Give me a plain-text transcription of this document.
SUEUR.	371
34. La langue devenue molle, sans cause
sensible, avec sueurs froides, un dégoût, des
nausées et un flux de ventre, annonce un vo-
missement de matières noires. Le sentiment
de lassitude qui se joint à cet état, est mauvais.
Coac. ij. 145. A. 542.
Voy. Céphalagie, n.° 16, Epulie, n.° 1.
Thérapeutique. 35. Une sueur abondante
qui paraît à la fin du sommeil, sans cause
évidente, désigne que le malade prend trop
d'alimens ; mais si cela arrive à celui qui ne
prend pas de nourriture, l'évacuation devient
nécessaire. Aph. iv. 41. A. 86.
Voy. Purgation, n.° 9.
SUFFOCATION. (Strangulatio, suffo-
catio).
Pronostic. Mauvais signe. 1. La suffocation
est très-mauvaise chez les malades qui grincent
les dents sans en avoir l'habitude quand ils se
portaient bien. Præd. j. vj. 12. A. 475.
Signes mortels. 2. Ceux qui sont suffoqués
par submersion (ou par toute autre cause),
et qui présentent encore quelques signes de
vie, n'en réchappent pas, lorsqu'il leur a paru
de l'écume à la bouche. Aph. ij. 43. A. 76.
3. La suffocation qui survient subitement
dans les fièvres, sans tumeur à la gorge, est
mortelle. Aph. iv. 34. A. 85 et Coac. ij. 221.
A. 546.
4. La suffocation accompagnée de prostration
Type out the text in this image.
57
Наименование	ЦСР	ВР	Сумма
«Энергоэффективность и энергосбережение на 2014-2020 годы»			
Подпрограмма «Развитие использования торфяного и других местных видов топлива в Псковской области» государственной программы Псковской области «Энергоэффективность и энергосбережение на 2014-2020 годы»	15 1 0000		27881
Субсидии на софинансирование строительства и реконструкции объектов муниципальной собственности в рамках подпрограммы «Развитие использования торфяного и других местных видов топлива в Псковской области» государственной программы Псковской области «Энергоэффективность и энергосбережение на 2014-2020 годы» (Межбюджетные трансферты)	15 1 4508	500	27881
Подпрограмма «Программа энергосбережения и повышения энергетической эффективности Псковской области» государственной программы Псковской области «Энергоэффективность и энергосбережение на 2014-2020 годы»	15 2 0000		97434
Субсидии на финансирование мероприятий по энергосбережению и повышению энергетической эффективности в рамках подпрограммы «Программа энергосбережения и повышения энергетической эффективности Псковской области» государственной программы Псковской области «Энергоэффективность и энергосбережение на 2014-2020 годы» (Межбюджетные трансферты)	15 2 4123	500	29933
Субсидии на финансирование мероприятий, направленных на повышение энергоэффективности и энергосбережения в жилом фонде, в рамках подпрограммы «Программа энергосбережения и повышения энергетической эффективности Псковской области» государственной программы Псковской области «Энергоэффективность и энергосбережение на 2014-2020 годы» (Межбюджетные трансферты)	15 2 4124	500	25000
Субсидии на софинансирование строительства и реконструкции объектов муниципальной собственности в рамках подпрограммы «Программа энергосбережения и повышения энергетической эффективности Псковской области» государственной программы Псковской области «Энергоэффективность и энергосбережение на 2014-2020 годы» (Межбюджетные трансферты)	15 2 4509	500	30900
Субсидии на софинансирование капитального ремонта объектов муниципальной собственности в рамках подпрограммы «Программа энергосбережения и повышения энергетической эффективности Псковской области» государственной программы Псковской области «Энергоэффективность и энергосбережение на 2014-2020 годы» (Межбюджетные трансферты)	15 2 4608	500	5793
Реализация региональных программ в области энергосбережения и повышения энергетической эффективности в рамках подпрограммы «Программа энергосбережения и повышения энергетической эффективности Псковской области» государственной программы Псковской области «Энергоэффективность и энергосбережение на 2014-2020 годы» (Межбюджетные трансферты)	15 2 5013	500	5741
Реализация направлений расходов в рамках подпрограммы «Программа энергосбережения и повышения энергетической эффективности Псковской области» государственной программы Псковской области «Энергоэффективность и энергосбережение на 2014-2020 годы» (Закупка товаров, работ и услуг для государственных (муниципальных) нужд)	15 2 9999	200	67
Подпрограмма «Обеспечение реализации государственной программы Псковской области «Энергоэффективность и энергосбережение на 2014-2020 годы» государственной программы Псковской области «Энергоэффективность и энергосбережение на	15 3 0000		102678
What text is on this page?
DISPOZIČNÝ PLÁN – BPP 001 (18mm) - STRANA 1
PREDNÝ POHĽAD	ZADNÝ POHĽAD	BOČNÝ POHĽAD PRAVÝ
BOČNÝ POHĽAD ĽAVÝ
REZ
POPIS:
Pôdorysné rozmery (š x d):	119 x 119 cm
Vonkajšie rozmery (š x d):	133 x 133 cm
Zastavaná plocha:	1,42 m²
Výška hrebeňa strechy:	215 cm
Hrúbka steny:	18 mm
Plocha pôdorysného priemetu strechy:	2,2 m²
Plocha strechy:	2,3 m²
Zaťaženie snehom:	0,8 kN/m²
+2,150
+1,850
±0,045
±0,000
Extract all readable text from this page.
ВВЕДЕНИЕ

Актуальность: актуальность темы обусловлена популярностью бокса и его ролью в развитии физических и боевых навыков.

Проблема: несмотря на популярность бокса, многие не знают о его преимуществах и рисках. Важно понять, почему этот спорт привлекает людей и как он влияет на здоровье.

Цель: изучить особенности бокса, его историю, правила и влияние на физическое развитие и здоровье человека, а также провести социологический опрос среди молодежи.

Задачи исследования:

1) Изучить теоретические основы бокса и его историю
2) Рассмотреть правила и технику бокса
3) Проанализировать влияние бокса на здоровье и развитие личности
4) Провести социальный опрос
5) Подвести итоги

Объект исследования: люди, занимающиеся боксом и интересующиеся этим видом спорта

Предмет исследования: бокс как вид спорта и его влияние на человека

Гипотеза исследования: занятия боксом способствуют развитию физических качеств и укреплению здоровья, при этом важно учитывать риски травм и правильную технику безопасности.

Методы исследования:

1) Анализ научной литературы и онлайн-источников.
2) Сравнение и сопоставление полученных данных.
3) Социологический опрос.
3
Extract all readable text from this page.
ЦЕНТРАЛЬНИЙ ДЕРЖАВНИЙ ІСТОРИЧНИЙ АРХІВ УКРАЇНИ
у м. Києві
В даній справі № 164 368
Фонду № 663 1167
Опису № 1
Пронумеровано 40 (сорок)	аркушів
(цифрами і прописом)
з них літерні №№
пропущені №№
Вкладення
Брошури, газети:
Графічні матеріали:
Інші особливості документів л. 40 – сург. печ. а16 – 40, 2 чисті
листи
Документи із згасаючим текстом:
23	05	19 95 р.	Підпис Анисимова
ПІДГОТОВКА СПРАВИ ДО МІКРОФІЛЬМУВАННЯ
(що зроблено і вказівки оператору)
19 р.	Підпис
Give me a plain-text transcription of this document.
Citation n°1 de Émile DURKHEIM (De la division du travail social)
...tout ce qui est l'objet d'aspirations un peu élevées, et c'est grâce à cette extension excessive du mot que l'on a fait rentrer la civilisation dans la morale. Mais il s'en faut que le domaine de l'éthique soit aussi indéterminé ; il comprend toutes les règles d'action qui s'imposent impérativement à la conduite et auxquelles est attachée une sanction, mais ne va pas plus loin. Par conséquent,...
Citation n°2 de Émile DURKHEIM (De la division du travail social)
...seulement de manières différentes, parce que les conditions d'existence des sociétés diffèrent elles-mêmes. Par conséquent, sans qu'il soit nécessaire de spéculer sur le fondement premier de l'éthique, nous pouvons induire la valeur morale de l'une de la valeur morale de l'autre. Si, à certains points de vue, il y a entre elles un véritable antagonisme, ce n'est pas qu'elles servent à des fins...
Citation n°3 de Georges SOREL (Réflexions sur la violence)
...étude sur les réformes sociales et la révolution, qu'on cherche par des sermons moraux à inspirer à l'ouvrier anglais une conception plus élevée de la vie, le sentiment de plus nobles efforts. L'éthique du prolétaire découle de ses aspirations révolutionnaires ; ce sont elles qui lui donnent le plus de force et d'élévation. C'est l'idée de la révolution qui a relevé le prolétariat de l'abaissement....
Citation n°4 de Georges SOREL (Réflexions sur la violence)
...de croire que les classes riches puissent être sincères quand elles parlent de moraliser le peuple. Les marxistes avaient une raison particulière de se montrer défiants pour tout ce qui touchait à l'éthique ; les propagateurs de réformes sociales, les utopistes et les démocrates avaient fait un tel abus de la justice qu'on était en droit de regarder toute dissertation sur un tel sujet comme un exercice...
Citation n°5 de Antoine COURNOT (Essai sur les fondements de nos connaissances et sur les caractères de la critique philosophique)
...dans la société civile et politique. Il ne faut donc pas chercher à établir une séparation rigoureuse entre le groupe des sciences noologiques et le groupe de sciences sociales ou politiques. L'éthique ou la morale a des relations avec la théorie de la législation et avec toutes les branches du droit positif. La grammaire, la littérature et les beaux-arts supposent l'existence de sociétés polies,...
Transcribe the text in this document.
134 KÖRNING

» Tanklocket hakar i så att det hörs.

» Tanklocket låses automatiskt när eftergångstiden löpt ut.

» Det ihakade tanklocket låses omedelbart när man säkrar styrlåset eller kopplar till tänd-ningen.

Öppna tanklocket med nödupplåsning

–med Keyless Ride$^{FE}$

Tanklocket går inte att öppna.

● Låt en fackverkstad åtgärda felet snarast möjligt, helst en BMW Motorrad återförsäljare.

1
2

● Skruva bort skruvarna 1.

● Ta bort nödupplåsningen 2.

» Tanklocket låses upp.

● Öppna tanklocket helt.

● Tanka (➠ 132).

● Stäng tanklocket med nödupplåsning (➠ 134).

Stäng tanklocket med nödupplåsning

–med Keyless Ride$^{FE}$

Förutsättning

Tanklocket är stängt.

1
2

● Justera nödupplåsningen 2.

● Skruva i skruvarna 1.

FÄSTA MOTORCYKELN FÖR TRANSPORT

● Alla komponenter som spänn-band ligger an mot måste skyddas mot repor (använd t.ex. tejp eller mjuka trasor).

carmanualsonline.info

-=-=-

Set exercise: Find every line of the data that holds the string "this", then say how many there are and nothing else.

Problem solution: 7